# The request
Across the entries below, count the lines in which the word "document" occurs. Reply with the count alone.

# Recorded information
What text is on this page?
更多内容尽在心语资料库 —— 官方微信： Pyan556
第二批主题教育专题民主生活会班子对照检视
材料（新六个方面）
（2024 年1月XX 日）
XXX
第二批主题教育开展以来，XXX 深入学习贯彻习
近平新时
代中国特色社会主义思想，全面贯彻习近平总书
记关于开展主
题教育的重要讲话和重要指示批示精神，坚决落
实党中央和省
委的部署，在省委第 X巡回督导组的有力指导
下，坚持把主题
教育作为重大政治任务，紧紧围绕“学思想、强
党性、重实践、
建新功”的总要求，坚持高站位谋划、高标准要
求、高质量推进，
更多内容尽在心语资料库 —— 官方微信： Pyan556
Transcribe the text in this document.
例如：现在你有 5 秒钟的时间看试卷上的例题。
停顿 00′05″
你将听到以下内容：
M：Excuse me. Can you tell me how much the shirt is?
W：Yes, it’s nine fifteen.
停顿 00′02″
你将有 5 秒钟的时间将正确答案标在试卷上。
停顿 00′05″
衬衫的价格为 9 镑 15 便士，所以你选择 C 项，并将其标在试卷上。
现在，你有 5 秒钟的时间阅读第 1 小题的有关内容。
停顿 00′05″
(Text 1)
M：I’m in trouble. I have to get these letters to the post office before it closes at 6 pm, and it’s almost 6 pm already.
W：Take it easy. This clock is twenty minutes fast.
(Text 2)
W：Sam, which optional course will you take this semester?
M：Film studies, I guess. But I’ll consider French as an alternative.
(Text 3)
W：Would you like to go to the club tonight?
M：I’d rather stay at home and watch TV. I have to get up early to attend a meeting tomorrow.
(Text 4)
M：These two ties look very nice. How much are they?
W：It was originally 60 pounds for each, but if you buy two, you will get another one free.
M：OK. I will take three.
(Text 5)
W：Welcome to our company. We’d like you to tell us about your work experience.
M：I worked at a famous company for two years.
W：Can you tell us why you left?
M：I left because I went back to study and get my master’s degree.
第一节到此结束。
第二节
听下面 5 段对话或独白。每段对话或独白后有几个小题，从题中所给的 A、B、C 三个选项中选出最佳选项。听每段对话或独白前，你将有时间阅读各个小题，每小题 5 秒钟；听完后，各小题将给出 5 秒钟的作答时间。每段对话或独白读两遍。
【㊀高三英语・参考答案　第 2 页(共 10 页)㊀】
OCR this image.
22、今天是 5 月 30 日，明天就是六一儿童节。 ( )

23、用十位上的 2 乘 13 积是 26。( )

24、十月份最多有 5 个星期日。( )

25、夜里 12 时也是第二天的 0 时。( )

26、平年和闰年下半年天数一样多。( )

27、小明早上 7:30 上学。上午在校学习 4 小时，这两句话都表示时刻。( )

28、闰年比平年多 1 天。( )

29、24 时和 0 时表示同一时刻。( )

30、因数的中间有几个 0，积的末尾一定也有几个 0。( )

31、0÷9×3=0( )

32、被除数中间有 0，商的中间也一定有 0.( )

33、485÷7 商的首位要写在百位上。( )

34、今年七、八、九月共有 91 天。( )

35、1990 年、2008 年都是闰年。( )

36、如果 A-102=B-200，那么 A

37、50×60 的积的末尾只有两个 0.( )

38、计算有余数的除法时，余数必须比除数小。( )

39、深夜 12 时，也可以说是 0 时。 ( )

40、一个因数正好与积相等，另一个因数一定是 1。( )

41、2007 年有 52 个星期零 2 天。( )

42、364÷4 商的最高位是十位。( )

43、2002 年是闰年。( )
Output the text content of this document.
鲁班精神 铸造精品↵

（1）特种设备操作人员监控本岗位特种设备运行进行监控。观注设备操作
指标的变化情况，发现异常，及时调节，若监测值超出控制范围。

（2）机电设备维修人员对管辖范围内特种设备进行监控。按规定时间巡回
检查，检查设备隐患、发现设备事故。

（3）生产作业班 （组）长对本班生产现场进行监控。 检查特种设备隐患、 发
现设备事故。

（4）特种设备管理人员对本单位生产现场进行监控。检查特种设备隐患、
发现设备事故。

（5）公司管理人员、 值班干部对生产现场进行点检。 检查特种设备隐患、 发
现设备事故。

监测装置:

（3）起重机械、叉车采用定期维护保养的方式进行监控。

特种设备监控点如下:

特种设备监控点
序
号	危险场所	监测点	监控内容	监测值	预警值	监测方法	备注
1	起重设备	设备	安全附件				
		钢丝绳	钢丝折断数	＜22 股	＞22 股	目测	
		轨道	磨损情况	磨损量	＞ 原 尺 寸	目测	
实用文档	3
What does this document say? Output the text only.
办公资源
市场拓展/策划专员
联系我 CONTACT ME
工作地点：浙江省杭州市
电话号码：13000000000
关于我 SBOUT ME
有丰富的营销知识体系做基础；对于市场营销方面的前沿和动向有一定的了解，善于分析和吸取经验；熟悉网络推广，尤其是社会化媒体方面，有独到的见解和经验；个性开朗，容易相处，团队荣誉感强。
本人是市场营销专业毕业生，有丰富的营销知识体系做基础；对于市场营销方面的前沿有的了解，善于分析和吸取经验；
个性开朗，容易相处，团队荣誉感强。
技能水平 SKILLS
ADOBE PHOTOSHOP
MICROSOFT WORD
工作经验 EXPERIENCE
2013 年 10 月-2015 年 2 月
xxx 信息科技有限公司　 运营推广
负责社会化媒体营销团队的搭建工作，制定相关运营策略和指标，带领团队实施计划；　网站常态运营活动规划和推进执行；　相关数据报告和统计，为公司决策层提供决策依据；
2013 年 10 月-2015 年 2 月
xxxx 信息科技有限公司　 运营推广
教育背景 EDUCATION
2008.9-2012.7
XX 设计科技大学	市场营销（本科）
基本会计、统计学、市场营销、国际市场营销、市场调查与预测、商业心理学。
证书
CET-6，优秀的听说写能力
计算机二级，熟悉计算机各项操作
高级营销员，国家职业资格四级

# Completed exercise
3